> **AIM OF THE TASK**
Write out all of the records precisely. Skip anything that is a picture.

(Extracted data entries)
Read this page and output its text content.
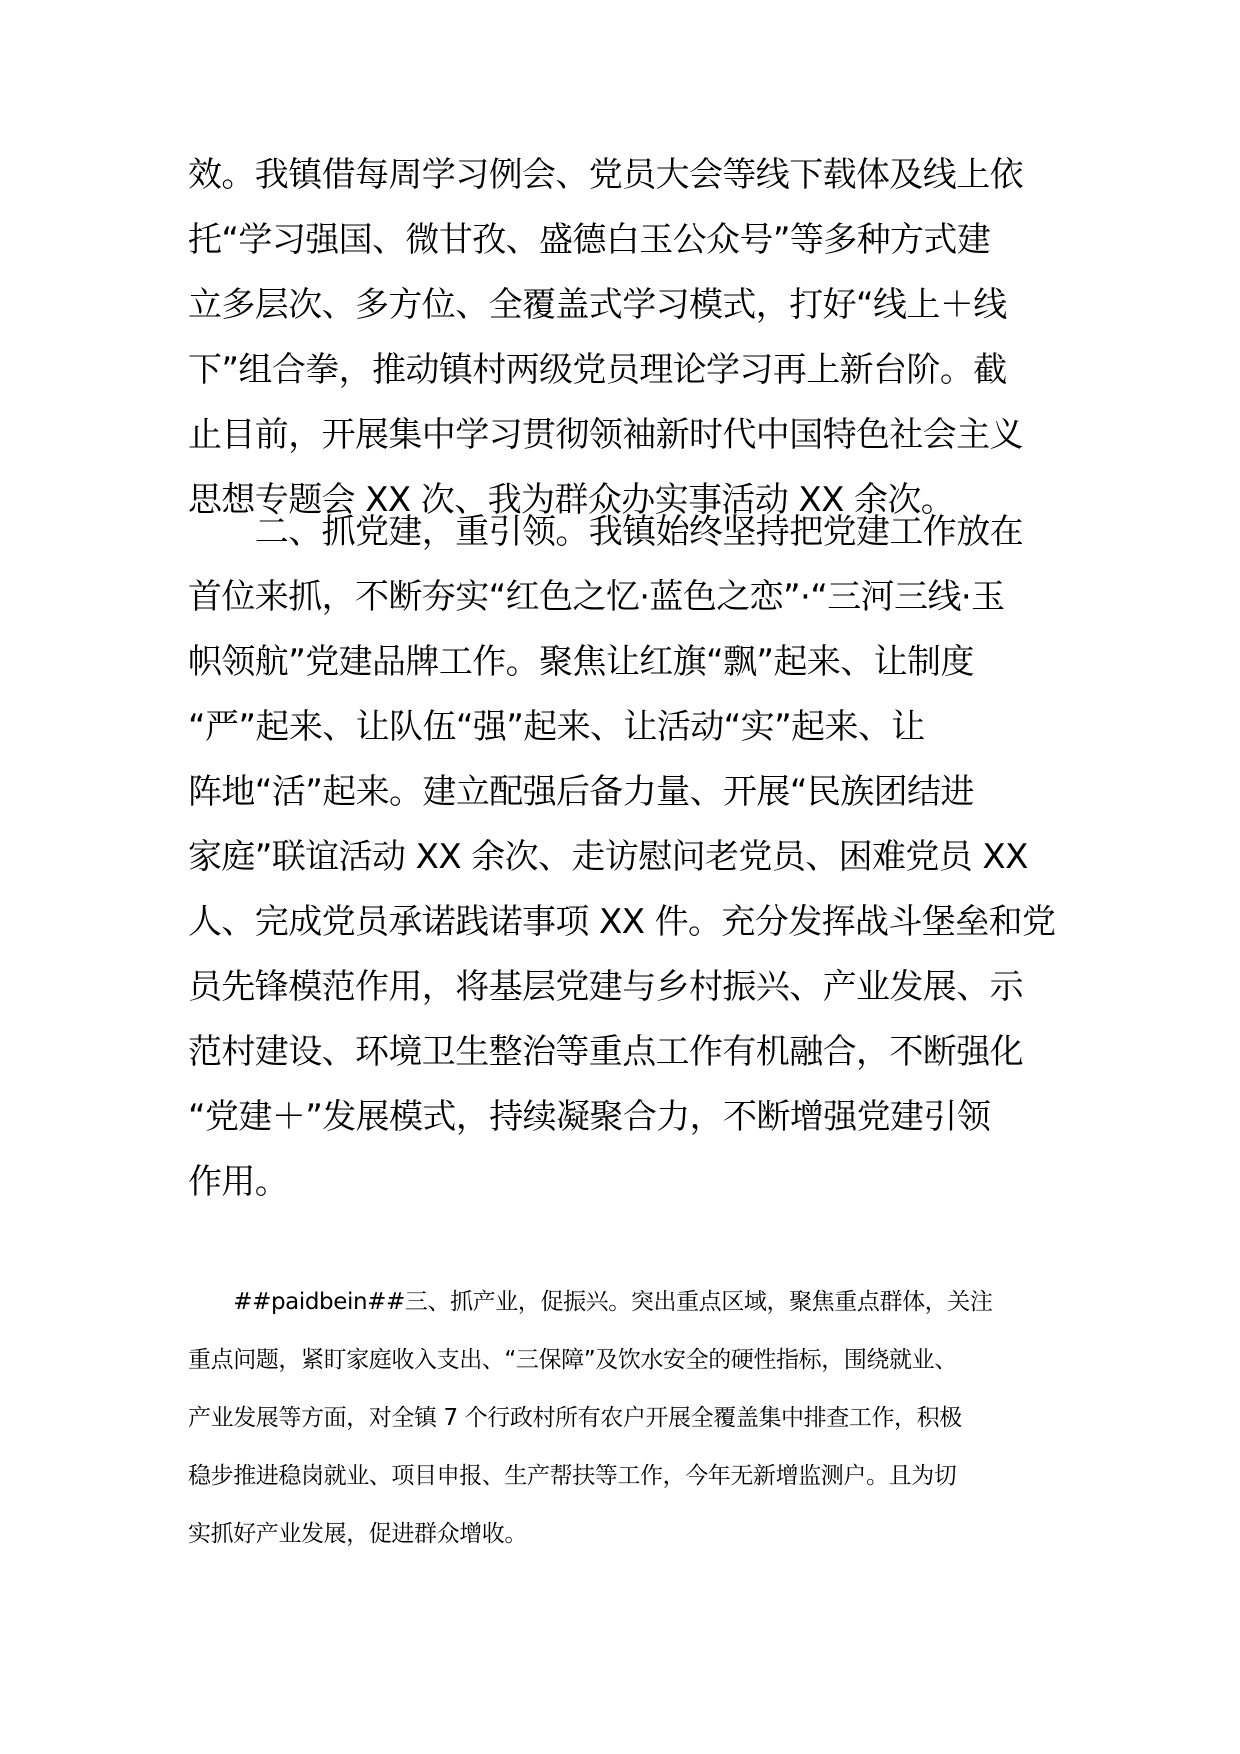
效。我镇借每周学习例会、党员大会等线下载体及线上依
托“学习强国、微甘孜、盛德白玉公众号”等多种方式建
立多层次、多方位、全覆盖式学习模式，打好“线上＋线
下”组合拳，推动镇村两级党员理论学习再上新台阶。截
止目前，开展集中学习贯彻领袖新时代中国特色社会主义
思想专题会 XX 次、我为群众办实事活动 XX 余次。
　　二、抓党建，重引领。我镇始终坚持把党建工作放在
首位来抓，不断夯实“红色之忆·蓝色之恋”·“三河三线·玉
帜领航”党建品牌工作。聚焦让红旗“飘”起来、让制度
“严”起来、让队伍“强”起来、让活动“实”起来、让
阵地“活”起来。建立配强后备力量、开展“民族团结进
家庭”联谊活动 XX 余次、走访慰问老党员、困难党员 XX
人、完成党员承诺践诺事项 XX 件。充分发挥战斗堡垒和党
员先锋模范作用，将基层党建与乡村振兴、产业发展、示
范村建设、环境卫生整治等重点工作有机融合，不断强化
“党建＋”发展模式，持续凝聚合力，不断增强党建引领
作用。
　　##paidbein##三、抓产业，促振兴。突出重点区域，聚焦重点群体，关注
重点问题，紧盯家庭收入支出、“三保障”及饮水安全的硬性指标，围绕就业、
产业发展等方面，对全镇 7 个行政村所有农户开展全覆盖集中排查工作，积极
稳步推进稳岗就业、项目申报、生产帮扶等工作，今年无新增监测户。且为切
实抓好产业发展，促进群众增收。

> **SOLUTION FOR THIS EXERCISE**
Read this page and output its text content.
效。我镇借每周学习例会、党员大会等线下载体及线上依
托“学习强国、微甘孜、盛德白玉公众号”等多种方式建
立多层次、多方位、全覆盖式学习模式，打好“线上＋线
下”组合拳，推动镇村两级党员理论学习再上新台阶。截
止目前，开展集中学习贯彻领袖新时代中国特色社会主义
思想专题会 XX 次、我为群众办实事活动 XX 余次。
　　二、抓党建，重引领。我镇始终坚持把党建工作放在
首位来抓，不断夯实“红色之忆·蓝色之恋”·“三河三线·玉
帜领航”党建品牌工作。聚焦让红旗“飘”起来、让制度
“严”起来、让队伍“强”起来、让活动“实”起来、让
阵地“活”起来。建立配强后备力量、开展“民族团结进
家庭”联谊活动 XX 余次、走访慰问老党员、困难党员 XX
人、完成党员承诺践诺事项 XX 件。充分发挥战斗堡垒和党
员先锋模范作用，将基层党建与乡村振兴、产业发展、示
范村建设、环境卫生整治等重点工作有机融合，不断强化
“党建＋”发展模式，持续凝聚合力，不断增强党建引领
作用。
　　##paidbein##三、抓产业，促振兴。突出重点区域，聚焦重点群体，关注
重点问题，紧盯家庭收入支出、“三保障”及饮水安全的硬性指标，围绕就业、
产业发展等方面，对全镇 7 个行政村所有农户开展全覆盖集中排查工作，积极
稳步推进稳岗就业、项目申报、生产帮扶等工作，今年无新增监测户。且为切
实抓好产业发展，促进群众增收。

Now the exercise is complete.